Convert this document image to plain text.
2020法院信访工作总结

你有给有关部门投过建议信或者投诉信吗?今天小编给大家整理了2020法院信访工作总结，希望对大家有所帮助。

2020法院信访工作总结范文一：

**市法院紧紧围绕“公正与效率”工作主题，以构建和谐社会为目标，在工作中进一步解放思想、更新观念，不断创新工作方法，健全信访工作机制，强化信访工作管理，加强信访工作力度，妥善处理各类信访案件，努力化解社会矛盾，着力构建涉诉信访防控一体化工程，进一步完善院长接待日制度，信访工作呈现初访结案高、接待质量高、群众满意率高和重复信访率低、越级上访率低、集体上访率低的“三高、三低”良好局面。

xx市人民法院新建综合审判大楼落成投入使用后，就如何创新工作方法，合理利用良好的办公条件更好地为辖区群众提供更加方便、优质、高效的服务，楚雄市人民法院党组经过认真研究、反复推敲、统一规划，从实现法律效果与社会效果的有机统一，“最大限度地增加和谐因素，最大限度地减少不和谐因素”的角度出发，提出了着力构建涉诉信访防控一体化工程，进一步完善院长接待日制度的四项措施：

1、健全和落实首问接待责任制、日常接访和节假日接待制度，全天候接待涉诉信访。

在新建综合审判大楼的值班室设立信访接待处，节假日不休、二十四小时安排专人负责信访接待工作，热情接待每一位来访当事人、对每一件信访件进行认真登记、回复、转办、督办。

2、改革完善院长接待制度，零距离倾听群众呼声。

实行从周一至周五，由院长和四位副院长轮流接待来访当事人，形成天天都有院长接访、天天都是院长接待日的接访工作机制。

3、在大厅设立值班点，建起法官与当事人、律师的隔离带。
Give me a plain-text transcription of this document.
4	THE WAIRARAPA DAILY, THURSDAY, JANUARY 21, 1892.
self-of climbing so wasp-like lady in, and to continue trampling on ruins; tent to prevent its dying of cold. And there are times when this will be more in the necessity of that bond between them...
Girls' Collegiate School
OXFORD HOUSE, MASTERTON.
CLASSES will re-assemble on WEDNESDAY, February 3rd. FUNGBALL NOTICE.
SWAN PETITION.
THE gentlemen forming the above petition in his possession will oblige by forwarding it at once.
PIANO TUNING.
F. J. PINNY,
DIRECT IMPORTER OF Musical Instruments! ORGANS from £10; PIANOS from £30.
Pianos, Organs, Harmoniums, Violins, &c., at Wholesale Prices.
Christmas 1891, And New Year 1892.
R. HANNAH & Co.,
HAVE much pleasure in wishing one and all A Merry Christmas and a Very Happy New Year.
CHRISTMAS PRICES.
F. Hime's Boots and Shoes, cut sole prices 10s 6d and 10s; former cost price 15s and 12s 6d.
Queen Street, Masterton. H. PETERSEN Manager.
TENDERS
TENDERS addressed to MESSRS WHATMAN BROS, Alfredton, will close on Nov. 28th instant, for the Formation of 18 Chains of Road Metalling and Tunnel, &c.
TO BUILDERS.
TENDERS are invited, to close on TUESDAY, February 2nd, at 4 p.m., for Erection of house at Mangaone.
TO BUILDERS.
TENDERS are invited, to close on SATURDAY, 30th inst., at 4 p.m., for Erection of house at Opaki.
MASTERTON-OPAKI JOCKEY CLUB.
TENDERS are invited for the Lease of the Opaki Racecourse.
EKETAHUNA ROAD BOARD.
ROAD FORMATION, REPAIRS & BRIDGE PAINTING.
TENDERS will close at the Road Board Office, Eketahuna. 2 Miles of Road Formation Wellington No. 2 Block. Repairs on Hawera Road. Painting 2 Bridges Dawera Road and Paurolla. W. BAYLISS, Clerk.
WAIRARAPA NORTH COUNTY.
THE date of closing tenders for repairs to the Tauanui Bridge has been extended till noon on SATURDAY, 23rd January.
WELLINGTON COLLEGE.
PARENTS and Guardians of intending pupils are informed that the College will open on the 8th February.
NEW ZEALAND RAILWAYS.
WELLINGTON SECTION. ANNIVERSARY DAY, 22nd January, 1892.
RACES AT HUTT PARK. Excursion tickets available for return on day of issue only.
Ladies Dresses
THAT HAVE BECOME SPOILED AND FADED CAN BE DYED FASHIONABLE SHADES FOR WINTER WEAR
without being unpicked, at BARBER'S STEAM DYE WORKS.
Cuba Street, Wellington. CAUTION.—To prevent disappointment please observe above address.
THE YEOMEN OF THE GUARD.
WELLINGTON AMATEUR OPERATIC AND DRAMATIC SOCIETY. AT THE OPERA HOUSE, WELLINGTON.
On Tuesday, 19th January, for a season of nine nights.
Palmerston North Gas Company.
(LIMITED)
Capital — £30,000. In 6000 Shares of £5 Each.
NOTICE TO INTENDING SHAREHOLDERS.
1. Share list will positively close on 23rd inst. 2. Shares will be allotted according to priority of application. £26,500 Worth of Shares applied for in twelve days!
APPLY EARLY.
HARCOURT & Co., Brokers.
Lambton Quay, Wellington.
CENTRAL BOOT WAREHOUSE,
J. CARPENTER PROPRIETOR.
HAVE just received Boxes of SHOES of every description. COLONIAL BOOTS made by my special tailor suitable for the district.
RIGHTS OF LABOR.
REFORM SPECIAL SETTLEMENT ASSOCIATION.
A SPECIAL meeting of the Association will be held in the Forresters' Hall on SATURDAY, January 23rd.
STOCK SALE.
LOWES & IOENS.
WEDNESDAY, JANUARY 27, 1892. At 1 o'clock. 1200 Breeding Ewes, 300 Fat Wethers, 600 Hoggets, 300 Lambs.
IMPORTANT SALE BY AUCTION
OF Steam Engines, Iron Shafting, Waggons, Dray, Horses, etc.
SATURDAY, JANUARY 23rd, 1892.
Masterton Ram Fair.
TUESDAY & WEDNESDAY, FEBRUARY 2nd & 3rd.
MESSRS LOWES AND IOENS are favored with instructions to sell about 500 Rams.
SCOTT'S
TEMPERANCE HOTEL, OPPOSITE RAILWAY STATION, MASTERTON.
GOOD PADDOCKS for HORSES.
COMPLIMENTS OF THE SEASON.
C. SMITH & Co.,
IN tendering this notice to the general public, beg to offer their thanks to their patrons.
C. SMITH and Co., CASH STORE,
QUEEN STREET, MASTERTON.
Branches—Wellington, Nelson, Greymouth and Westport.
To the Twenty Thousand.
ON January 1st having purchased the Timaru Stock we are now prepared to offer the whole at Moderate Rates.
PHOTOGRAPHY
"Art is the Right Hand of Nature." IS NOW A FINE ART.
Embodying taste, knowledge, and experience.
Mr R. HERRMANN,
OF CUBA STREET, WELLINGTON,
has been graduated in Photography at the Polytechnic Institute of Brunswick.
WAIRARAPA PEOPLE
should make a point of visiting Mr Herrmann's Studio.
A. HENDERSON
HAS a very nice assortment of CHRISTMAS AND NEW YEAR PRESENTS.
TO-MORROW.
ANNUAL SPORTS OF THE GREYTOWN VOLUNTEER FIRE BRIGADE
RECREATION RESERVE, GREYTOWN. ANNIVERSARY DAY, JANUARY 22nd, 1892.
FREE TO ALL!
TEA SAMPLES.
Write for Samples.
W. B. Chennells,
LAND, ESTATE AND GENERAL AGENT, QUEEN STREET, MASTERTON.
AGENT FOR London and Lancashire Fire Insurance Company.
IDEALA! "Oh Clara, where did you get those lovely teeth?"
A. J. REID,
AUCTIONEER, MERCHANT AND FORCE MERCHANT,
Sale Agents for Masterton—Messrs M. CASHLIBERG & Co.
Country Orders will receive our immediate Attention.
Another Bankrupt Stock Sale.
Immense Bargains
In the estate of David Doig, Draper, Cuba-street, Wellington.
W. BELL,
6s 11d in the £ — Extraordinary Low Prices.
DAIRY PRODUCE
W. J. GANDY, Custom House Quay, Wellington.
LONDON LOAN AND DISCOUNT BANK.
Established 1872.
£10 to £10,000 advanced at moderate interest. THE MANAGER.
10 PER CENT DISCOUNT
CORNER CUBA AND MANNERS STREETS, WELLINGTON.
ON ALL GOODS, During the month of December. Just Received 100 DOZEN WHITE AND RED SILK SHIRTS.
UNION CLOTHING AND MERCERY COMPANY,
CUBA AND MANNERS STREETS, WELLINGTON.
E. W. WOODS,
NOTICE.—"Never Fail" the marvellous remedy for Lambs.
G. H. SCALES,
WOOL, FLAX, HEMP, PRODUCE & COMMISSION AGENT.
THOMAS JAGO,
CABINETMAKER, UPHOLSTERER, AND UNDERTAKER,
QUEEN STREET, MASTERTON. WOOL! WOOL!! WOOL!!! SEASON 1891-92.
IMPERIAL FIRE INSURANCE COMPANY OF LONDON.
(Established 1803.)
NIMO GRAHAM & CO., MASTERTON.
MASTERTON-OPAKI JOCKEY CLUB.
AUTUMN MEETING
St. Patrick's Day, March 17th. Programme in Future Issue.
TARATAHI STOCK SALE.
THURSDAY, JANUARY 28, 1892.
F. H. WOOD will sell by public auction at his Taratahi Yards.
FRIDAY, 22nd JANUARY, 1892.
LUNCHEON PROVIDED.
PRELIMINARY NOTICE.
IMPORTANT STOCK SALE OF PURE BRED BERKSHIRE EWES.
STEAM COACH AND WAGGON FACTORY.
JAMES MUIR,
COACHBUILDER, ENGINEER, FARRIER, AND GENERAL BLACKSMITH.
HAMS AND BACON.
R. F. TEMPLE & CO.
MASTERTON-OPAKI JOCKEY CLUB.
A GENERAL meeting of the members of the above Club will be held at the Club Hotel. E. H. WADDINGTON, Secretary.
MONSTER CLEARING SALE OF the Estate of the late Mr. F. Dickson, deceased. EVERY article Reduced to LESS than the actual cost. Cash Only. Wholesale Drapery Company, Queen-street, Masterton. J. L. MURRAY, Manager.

--- STATED EXERCISE ---
Find the lines that include the string "public", then copy each of them.

--- RESULT FOR THIS TASK ---
IN tendering this notice to the general public, beg to offer their thanks to their patrons.
F. H. WOOD will sell by public auction at his Taratahi Yards.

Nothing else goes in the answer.